» **EXERCISE INPUTS**
--- begin ---

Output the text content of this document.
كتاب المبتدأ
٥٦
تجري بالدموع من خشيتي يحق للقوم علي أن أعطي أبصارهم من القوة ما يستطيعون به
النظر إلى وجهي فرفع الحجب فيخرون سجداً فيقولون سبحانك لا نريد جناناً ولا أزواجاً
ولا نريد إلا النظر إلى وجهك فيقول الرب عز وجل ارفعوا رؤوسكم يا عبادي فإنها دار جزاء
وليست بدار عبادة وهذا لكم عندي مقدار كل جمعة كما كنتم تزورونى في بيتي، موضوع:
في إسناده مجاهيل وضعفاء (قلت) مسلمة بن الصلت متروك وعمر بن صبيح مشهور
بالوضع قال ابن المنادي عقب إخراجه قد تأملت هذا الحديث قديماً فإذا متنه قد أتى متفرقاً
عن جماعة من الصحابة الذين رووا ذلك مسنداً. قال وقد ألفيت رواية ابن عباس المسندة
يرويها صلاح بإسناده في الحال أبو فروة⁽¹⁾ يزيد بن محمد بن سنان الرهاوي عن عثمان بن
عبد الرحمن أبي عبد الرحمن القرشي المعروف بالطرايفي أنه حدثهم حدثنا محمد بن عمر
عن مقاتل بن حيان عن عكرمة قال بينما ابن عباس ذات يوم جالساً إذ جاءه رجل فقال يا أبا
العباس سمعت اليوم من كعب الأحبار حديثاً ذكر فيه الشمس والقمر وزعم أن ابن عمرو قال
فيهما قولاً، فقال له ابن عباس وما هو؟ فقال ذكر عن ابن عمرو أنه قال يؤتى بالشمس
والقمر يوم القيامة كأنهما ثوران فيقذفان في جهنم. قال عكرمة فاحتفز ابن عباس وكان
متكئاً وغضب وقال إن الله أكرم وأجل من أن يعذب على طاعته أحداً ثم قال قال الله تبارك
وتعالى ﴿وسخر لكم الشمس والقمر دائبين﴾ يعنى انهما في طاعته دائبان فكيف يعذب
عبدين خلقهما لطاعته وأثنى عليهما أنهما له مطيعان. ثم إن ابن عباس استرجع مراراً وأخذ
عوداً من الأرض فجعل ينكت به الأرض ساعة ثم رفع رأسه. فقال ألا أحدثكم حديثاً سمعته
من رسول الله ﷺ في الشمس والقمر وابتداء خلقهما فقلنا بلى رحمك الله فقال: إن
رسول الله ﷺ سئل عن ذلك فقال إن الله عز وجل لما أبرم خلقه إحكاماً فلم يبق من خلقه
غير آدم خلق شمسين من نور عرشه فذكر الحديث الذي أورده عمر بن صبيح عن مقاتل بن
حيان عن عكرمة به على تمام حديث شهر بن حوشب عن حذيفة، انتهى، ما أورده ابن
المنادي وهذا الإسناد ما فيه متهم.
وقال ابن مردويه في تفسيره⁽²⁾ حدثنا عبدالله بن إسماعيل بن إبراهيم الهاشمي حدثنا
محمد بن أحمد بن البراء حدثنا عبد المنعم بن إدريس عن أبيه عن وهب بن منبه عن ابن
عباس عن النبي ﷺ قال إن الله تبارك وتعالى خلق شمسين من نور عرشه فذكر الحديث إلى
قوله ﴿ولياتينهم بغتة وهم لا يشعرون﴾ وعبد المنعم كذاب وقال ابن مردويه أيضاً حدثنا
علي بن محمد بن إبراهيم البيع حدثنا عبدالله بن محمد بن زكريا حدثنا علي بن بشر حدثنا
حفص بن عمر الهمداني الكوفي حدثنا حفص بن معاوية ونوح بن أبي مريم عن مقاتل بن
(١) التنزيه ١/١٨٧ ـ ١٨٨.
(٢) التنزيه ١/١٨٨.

--- end ---

» **WRITTEN PROBLEM**
Please repeat the material above, word for word and in full.

» **EXERCISE RESULT**
Output the text content of this document.
كتاب المبتدأ
٥٦
تجري بالدموع من خشيتي يحق للقوم علي أن أعطي أبصارهم من القوة ما يستطيعون به
النظر إلى وجهي فرفع الحجب فيخرون سجداً فيقولون سبحانك لا نريد جناناً ولا أزواجاً
ولا نريد إلا النظر إلى وجهك فيقول الرب عز وجل ارفعوا رؤوسكم يا عبادي فإنها دار جزاء
وليست بدار عبادة وهذا لكم عندي مقدار كل جمعة كما كنتم تزورونى في بيتي، موضوع:
في إسناده مجاهيل وضعفاء (قلت) مسلمة بن الصلت متروك وعمر بن صبيح مشهور
بالوضع قال ابن المنادي عقب إخراجه قد تأملت هذا الحديث قديماً فإذا متنه قد أتى متفرقاً
عن جماعة من الصحابة الذين رووا ذلك مسنداً. قال وقد ألفيت رواية ابن عباس المسندة
يرويها صلاح بإسناده في الحال أبو فروة⁽¹⁾ يزيد بن محمد بن سنان الرهاوي عن عثمان بن
عبد الرحمن أبي عبد الرحمن القرشي المعروف بالطرايفي أنه حدثهم حدثنا محمد بن عمر
عن مقاتل بن حيان عن عكرمة قال بينما ابن عباس ذات يوم جالساً إذ جاءه رجل فقال يا أبا
العباس سمعت اليوم من كعب الأحبار حديثاً ذكر فيه الشمس والقمر وزعم أن ابن عمرو قال
فيهما قولاً، فقال له ابن عباس وما هو؟ فقال ذكر عن ابن عمرو أنه قال يؤتى بالشمس
والقمر يوم القيامة كأنهما ثوران فيقذفان في جهنم. قال عكرمة فاحتفز ابن عباس وكان
متكئاً وغضب وقال إن الله أكرم وأجل من أن يعذب على طاعته أحداً ثم قال قال الله تبارك
وتعالى ﴿وسخر لكم الشمس والقمر دائبين﴾ يعنى انهما في طاعته دائبان فكيف يعذب
عبدين خلقهما لطاعته وأثنى عليهما أنهما له مطيعان. ثم إن ابن عباس استرجع مراراً وأخذ
عوداً من الأرض فجعل ينكت به الأرض ساعة ثم رفع رأسه. فقال ألا أحدثكم حديثاً سمعته
من رسول الله ﷺ في الشمس والقمر وابتداء خلقهما فقلنا بلى رحمك الله فقال: إن
رسول الله ﷺ سئل عن ذلك فقال إن الله عز وجل لما أبرم خلقه إحكاماً فلم يبق من خلقه
غير آدم خلق شمسين من نور عرشه فذكر الحديث الذي أورده عمر بن صبيح عن مقاتل بن
حيان عن عكرمة به على تمام حديث شهر بن حوشب عن حذيفة، انتهى، ما أورده ابن
المنادي وهذا الإسناد ما فيه متهم.
وقال ابن مردويه في تفسيره⁽²⁾ حدثنا عبدالله بن إسماعيل بن إبراهيم الهاشمي حدثنا
محمد بن أحمد بن البراء حدثنا عبد المنعم بن إدريس عن أبيه عن وهب بن منبه عن ابن
عباس عن النبي ﷺ قال إن الله تبارك وتعالى خلق شمسين من نور عرشه فذكر الحديث إلى
قوله ﴿ولياتينهم بغتة وهم لا يشعرون﴾ وعبد المنعم كذاب وقال ابن مردويه أيضاً حدثنا
علي بن محمد بن إبراهيم البيع حدثنا عبدالله بن محمد بن زكريا حدثنا علي بن بشر حدثنا
حفص بن عمر الهمداني الكوفي حدثنا حفص بن معاوية ونوح بن أبي مريم عن مقاتل بن
(١) التنزيه ١/١٨٧ ـ ١٨٨.
(٢) التنزيه ١/١٨٨.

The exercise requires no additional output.